▸ **TASK DATA**
• • • • • • •
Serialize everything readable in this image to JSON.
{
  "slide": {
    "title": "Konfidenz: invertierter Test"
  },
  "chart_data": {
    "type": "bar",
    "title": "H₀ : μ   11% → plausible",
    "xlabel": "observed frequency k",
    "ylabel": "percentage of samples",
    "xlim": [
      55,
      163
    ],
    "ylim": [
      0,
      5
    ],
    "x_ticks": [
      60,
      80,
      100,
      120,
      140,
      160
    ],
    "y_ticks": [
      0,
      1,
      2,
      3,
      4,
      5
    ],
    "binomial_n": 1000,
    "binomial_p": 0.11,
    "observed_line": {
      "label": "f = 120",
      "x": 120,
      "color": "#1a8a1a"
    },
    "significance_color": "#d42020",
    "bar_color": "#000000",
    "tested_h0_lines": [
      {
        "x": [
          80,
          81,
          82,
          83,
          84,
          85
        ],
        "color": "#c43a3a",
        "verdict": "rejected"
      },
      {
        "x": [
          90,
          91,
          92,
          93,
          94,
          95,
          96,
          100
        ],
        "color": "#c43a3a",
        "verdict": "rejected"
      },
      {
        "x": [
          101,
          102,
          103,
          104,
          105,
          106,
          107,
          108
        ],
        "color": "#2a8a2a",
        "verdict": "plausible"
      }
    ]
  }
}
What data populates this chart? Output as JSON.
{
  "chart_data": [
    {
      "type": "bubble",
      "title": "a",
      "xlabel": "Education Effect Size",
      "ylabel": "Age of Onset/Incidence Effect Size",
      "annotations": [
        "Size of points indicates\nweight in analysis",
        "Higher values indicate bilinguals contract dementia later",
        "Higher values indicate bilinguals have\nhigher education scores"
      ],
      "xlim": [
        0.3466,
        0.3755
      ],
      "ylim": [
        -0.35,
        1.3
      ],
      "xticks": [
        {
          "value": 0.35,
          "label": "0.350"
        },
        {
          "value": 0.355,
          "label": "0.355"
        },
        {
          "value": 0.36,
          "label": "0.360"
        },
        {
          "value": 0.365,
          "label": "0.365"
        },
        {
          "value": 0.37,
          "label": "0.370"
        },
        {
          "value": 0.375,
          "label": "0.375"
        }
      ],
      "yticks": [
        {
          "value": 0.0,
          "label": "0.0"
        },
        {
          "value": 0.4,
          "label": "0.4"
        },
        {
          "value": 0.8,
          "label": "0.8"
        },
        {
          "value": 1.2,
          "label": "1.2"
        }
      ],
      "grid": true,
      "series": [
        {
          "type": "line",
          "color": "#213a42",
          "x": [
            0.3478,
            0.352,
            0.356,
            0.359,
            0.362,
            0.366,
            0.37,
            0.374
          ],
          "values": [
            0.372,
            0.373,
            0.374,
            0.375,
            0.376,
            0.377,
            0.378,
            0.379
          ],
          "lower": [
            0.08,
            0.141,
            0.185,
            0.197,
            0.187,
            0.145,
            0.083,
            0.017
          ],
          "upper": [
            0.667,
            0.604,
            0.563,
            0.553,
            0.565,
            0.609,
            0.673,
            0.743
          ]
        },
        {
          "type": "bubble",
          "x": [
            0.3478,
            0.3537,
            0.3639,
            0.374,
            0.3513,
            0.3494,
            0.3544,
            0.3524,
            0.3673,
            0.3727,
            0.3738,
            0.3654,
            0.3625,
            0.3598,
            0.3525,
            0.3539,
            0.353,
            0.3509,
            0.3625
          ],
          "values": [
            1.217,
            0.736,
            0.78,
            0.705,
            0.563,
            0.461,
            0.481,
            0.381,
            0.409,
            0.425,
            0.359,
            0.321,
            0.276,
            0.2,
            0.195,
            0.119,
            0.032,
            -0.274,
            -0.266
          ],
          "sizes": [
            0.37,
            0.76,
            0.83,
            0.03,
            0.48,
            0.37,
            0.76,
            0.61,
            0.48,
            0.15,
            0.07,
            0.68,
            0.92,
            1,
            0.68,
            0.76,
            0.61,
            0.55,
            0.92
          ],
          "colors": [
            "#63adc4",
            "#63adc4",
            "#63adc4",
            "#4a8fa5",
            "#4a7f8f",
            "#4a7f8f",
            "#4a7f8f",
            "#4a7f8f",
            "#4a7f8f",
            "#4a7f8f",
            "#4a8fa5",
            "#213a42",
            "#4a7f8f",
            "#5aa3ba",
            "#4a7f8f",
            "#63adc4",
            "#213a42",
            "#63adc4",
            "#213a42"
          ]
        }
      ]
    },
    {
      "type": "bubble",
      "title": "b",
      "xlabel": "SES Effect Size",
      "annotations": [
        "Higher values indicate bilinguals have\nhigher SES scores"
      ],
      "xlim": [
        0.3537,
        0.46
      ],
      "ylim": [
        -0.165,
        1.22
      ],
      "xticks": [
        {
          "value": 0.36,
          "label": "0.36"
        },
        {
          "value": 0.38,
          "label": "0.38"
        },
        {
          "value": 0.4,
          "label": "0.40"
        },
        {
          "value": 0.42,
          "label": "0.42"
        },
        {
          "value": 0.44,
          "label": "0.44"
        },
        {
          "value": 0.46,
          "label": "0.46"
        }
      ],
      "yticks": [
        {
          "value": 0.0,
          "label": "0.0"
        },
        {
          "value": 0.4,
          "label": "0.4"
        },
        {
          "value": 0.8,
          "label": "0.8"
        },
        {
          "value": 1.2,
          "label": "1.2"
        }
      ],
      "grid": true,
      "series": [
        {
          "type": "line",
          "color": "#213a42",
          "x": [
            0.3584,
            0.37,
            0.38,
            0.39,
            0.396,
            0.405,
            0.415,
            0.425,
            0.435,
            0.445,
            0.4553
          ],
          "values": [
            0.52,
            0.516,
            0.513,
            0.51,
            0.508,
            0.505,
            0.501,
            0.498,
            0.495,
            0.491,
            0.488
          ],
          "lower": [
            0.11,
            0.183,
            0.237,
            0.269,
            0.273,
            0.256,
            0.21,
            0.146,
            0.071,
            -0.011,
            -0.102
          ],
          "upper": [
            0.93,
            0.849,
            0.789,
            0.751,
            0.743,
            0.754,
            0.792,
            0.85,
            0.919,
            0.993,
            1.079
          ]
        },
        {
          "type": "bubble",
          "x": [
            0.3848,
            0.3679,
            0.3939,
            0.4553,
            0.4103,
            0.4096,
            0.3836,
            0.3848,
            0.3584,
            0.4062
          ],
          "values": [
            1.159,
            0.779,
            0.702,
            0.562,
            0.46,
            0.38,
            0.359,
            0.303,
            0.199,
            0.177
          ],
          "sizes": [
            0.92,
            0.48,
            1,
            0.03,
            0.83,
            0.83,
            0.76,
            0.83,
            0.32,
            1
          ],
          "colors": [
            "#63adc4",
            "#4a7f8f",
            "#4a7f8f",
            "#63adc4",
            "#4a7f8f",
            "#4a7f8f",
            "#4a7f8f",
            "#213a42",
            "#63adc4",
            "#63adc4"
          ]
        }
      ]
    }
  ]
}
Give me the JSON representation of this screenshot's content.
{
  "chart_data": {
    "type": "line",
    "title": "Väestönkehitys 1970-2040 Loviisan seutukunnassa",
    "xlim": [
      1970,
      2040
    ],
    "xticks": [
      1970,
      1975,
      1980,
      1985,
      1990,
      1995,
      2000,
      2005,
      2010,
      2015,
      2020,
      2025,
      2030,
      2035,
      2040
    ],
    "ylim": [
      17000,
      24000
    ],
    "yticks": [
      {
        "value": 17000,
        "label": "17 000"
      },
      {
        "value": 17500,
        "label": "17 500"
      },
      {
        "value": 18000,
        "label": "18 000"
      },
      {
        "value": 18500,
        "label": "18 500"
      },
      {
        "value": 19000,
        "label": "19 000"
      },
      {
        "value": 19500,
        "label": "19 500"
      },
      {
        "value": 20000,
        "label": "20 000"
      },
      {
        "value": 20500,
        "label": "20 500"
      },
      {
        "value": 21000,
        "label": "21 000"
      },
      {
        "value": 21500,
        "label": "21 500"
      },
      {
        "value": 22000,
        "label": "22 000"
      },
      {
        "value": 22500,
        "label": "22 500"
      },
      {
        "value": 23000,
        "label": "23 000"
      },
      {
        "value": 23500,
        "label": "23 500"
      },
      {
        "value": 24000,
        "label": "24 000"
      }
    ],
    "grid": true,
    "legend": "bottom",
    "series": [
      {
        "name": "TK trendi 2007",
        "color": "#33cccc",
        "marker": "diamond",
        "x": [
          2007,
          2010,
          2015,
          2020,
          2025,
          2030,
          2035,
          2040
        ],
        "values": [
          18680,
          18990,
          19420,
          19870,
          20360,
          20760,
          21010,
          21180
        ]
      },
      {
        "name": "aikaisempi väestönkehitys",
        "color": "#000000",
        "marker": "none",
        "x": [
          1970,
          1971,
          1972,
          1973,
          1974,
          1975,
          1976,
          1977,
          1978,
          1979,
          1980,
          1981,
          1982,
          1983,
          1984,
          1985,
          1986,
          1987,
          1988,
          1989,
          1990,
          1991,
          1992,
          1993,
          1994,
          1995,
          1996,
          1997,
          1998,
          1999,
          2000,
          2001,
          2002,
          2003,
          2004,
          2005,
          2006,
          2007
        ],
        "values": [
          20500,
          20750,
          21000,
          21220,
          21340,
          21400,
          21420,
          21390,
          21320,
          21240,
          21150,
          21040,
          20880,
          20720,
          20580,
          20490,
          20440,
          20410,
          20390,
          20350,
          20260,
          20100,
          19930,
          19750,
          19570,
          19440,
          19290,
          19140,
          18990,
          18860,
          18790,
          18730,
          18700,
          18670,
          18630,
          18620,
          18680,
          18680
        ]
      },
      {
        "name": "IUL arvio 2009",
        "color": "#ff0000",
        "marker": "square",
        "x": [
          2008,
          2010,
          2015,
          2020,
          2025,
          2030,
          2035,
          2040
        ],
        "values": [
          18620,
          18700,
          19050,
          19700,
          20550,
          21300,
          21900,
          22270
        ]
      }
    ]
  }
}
• • • • • • •
▸ **WHAT YOU NEED TO DO**
Find the lines holding "title" and list every one.

▸ **SOLUTION BELOW**
    "title": "Konfidenz: invertierter Test"
    "title": "H₀ : μ   11% → plausible",
      "title": "a",
      "title": "b",
    "title": "Väestönkehitys 1970-2040 Loviisan seutukunnassa",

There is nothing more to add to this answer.